### Problem details
Take down each entry exactly as written.

--- Begin Given data ---

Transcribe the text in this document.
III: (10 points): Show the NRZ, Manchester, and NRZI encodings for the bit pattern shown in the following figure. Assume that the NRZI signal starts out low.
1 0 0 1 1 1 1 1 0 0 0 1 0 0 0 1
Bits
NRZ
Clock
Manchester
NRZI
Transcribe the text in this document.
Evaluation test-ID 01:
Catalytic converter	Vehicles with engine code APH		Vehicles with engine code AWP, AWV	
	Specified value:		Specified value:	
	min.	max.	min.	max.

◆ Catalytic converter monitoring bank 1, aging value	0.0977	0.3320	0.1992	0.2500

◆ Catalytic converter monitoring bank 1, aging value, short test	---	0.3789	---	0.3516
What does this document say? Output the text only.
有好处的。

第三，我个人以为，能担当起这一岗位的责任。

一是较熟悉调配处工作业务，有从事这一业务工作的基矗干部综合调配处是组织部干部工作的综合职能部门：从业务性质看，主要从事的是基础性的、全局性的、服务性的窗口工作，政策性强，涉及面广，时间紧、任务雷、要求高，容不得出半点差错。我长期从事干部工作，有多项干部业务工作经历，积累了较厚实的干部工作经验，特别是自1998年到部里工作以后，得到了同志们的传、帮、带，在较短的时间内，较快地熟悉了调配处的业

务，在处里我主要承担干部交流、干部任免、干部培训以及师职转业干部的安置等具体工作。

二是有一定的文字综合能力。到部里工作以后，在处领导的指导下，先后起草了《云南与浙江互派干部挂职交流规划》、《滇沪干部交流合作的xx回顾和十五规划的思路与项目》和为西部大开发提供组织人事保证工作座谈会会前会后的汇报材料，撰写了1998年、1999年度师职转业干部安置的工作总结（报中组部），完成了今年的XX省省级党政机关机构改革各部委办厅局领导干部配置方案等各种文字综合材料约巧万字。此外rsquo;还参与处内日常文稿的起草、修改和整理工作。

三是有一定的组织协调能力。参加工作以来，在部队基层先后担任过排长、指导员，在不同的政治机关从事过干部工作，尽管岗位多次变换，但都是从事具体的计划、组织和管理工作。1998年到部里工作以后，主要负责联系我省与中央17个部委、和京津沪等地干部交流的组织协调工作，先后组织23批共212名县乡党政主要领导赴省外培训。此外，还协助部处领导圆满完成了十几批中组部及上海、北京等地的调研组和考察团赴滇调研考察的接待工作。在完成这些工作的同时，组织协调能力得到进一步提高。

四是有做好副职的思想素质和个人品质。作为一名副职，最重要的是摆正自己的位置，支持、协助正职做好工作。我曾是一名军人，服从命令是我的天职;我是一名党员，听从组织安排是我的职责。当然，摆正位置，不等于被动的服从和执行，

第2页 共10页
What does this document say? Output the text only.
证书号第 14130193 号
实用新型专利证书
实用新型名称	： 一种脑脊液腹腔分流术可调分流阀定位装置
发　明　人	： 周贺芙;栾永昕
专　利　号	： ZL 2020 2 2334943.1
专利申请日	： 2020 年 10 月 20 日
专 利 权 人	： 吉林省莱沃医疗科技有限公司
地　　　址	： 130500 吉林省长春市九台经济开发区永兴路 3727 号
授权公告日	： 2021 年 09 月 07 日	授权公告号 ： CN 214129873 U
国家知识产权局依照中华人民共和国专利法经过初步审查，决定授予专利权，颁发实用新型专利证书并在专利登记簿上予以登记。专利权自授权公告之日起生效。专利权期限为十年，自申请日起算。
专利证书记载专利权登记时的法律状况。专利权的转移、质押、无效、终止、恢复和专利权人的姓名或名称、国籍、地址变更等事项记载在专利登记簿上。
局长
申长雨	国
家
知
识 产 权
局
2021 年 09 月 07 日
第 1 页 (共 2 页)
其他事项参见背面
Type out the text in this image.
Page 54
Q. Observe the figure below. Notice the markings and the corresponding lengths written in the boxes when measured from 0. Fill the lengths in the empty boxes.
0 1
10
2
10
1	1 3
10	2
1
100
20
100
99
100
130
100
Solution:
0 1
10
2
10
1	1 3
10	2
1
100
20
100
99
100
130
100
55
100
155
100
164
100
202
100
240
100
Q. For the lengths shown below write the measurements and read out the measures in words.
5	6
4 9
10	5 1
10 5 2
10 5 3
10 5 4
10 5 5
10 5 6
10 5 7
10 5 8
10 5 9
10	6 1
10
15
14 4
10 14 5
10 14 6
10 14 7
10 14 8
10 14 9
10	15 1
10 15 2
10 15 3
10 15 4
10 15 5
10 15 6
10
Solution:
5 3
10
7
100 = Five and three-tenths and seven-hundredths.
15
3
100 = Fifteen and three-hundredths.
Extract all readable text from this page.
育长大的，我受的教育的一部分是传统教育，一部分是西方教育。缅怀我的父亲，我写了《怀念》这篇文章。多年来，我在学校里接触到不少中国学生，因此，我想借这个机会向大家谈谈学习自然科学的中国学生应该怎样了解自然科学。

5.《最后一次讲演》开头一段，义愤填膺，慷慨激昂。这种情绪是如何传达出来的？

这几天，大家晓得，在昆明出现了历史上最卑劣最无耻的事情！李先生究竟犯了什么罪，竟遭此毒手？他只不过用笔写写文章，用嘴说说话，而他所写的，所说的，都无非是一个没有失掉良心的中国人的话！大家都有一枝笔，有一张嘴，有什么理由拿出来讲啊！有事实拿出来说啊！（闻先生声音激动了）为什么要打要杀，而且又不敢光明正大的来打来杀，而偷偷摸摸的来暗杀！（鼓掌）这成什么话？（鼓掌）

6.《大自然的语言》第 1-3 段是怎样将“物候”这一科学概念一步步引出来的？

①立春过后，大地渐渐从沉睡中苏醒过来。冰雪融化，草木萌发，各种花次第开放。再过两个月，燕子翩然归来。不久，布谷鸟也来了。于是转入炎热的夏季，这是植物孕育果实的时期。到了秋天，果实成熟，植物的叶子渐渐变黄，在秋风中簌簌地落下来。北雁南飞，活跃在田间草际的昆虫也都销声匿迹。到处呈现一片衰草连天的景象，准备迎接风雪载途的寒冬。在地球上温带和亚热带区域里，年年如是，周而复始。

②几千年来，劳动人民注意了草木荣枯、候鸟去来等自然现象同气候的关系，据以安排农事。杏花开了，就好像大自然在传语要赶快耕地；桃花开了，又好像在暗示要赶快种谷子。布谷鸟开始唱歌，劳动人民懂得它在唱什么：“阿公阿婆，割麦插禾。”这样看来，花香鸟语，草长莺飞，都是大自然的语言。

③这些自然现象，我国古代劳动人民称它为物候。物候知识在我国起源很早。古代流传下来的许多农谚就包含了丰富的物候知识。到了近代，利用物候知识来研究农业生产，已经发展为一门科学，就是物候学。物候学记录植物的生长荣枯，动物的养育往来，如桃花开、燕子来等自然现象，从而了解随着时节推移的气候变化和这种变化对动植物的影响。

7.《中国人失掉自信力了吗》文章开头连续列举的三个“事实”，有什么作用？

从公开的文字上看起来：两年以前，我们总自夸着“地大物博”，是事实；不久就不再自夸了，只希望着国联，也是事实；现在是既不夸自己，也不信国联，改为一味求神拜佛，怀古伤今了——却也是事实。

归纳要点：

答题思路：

--- End Given data ---

### Solution for this exercise
Transcribe the text in this document.
III: (10 points): Show the NRZ, Manchester, and NRZI encodings for the bit pattern shown in the following figure. Assume that the NRZI signal starts out low.
1 0 0 1 1 1 1 1 0 0 0 1 0 0 0 1
Bits
NRZ
Clock
Manchester
NRZI
Transcribe the text in this document.
Evaluation test-ID 01:
Catalytic converter	Vehicles with engine code APH		Vehicles with engine code AWP, AWV	
	Specified value:		Specified value:	
	min.	max.	min.	max.

◆ Catalytic converter monitoring bank 1, aging value	0.0977	0.3320	0.1992	0.2500

◆ Catalytic converter monitoring bank 1, aging value, short test	---	0.3789	---	0.3516
What does this document say? Output the text only.
有好处的。

第三，我个人以为，能担当起这一岗位的责任。

一是较熟悉调配处工作业务，有从事这一业务工作的基矗干部综合调配处是组织部干部工作的综合职能部门：从业务性质看，主要从事的是基础性的、全局性的、服务性的窗口工作，政策性强，涉及面广，时间紧、任务雷、要求高，容不得出半点差错。我长期从事干部工作，有多项干部业务工作经历，积累了较厚实的干部工作经验，特别是自1998年到部里工作以后，得到了同志们的传、帮、带，在较短的时间内，较快地熟悉了调配处的业

务，在处里我主要承担干部交流、干部任免、干部培训以及师职转业干部的安置等具体工作。

二是有一定的文字综合能力。到部里工作以后，在处领导的指导下，先后起草了《云南与浙江互派干部挂职交流规划》、《滇沪干部交流合作的xx回顾和十五规划的思路与项目》和为西部大开发提供组织人事保证工作座谈会会前会后的汇报材料，撰写了1998年、1999年度师职转业干部安置的工作总结（报中组部），完成了今年的XX省省级党政机关机构改革各部委办厅局领导干部配置方案等各种文字综合材料约巧万字。此外rsquo;还参与处内日常文稿的起草、修改和整理工作。

三是有一定的组织协调能力。参加工作以来，在部队基层先后担任过排长、指导员，在不同的政治机关从事过干部工作，尽管岗位多次变换，但都是从事具体的计划、组织和管理工作。1998年到部里工作以后，主要负责联系我省与中央17个部委、和京津沪等地干部交流的组织协调工作，先后组织23批共212名县乡党政主要领导赴省外培训。此外，还协助部处领导圆满完成了十几批中组部及上海、北京等地的调研组和考察团赴滇调研考察的接待工作。在完成这些工作的同时，组织协调能力得到进一步提高。

四是有做好副职的思想素质和个人品质。作为一名副职，最重要的是摆正自己的位置，支持、协助正职做好工作。我曾是一名军人，服从命令是我的天职;我是一名党员，听从组织安排是我的职责。当然，摆正位置，不等于被动的服从和执行，

第2页 共10页
What does this document say? Output the text only.
证书号第 14130193 号
实用新型专利证书
实用新型名称	： 一种脑脊液腹腔分流术可调分流阀定位装置
发　明　人	： 周贺芙;栾永昕
专　利　号	： ZL 2020 2 2334943.1
专利申请日	： 2020 年 10 月 20 日
专 利 权 人	： 吉林省莱沃医疗科技有限公司
地　　　址	： 130500 吉林省长春市九台经济开发区永兴路 3727 号
授权公告日	： 2021 年 09 月 07 日	授权公告号 ： CN 214129873 U
国家知识产权局依照中华人民共和国专利法经过初步审查，决定授予专利权，颁发实用新型专利证书并在专利登记簿上予以登记。专利权自授权公告之日起生效。专利权期限为十年，自申请日起算。
专利证书记载专利权登记时的法律状况。专利权的转移、质押、无效、终止、恢复和专利权人的姓名或名称、国籍、地址变更等事项记载在专利登记簿上。
局长
申长雨	国
家
知
识 产 权
局
2021 年 09 月 07 日
第 1 页 (共 2 页)
其他事项参见背面
Type out the text in this image.
Page 54
Q. Observe the figure below. Notice the markings and the corresponding lengths written in the boxes when measured from 0. Fill the lengths in the empty boxes.
0 1
10
2
10
1	1 3
10	2
1
100
20
100
99
100
130
100
Solution:
0 1
10
2
10
1	1 3
10	2
1
100
20
100
99
100
130
100
55
100
155
100
164
100
202
100
240
100
Q. For the lengths shown below write the measurements and read out the measures in words.
5	6
4 9
10	5 1
10 5 2
10 5 3
10 5 4
10 5 5
10 5 6
10 5 7
10 5 8
10 5 9
10	6 1
10
15
14 4
10 14 5
10 14 6
10 14 7
10 14 8
10 14 9
10	15 1
10 15 2
10 15 3
10 15 4
10 15 5
10 15 6
10
Solution:
5 3
10
7
100 = Five and three-tenths and seven-hundredths.
15
3
100 = Fifteen and three-hundredths.
Extract all readable text from this page.
育长大的，我受的教育的一部分是传统教育，一部分是西方教育。缅怀我的父亲，我写了《怀念》这篇文章。多年来，我在学校里接触到不少中国学生，因此，我想借这个机会向大家谈谈学习自然科学的中国学生应该怎样了解自然科学。

5.《最后一次讲演》开头一段，义愤填膺，慷慨激昂。这种情绪是如何传达出来的？

这几天，大家晓得，在昆明出现了历史上最卑劣最无耻的事情！李先生究竟犯了什么罪，竟遭此毒手？他只不过用笔写写文章，用嘴说说话，而他所写的，所说的，都无非是一个没有失掉良心的中国人的话！大家都有一枝笔，有一张嘴，有什么理由拿出来讲啊！有事实拿出来说啊！（闻先生声音激动了）为什么要打要杀，而且又不敢光明正大的来打来杀，而偷偷摸摸的来暗杀！（鼓掌）这成什么话？（鼓掌）

6.《大自然的语言》第 1-3 段是怎样将“物候”这一科学概念一步步引出来的？

①立春过后，大地渐渐从沉睡中苏醒过来。冰雪融化，草木萌发，各种花次第开放。再过两个月，燕子翩然归来。不久，布谷鸟也来了。于是转入炎热的夏季，这是植物孕育果实的时期。到了秋天，果实成熟，植物的叶子渐渐变黄，在秋风中簌簌地落下来。北雁南飞，活跃在田间草际的昆虫也都销声匿迹。到处呈现一片衰草连天的景象，准备迎接风雪载途的寒冬。在地球上温带和亚热带区域里，年年如是，周而复始。

②几千年来，劳动人民注意了草木荣枯、候鸟去来等自然现象同气候的关系，据以安排农事。杏花开了，就好像大自然在传语要赶快耕地；桃花开了，又好像在暗示要赶快种谷子。布谷鸟开始唱歌，劳动人民懂得它在唱什么：“阿公阿婆，割麦插禾。”这样看来，花香鸟语，草长莺飞，都是大自然的语言。

③这些自然现象，我国古代劳动人民称它为物候。物候知识在我国起源很早。古代流传下来的许多农谚就包含了丰富的物候知识。到了近代，利用物候知识来研究农业生产，已经发展为一门科学，就是物候学。物候学记录植物的生长荣枯，动物的养育往来，如桃花开、燕子来等自然现象，从而了解随着时节推移的气候变化和这种变化对动植物的影响。

7.《中国人失掉自信力了吗》文章开头连续列举的三个“事实”，有什么作用？

从公开的文字上看起来：两年以前，我们总自夸着“地大物博”，是事实；不久就不再自夸了，只希望着国联，也是事实；现在是既不夸自己，也不信国联，改为一味求神拜佛，怀古伤今了——却也是事实。

归纳要点：

答题思路：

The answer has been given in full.